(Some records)
:::::
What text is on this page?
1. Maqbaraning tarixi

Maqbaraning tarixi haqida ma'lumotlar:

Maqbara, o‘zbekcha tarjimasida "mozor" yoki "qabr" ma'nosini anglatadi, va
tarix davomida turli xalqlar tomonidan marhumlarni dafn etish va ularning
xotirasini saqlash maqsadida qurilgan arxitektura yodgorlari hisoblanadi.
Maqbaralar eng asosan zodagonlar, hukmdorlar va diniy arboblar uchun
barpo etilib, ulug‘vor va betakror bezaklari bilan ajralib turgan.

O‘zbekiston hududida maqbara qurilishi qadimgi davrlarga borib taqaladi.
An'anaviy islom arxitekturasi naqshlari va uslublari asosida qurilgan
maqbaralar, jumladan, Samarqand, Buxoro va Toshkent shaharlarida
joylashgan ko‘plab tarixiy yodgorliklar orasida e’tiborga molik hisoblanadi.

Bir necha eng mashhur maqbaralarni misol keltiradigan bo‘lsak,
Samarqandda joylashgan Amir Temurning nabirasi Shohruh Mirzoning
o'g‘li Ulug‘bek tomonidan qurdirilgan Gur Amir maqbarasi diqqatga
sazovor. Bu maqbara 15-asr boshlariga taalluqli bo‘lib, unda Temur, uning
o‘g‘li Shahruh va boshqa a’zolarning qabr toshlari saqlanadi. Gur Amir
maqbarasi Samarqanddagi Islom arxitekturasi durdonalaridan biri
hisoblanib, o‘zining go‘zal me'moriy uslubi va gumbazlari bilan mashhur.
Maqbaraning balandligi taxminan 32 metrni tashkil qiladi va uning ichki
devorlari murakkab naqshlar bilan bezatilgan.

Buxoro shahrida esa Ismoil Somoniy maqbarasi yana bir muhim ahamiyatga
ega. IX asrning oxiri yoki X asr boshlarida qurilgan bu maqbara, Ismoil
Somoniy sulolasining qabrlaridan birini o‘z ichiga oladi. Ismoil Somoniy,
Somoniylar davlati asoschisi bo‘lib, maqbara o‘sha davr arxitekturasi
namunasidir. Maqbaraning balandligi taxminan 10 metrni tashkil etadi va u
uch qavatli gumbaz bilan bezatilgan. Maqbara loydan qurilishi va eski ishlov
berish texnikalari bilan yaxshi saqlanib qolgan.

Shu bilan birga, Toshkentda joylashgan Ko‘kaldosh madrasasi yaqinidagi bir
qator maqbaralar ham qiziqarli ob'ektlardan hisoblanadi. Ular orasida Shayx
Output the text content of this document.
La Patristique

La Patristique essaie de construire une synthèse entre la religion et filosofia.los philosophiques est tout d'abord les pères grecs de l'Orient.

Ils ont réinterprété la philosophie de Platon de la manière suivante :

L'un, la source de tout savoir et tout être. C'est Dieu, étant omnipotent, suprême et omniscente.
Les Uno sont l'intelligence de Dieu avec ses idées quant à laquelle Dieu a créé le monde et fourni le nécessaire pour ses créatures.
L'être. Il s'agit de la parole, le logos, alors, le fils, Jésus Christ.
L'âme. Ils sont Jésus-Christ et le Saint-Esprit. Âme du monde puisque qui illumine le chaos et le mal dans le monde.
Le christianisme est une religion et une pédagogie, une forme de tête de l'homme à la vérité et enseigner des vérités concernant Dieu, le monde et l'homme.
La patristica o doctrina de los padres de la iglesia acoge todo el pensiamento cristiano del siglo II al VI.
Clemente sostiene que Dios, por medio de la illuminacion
:::::
▸ GIVEN EXERCISE: In the entries above, count each line with "Maqbaraning"; reply with the total only.

▸ TASK SOLUTION: 4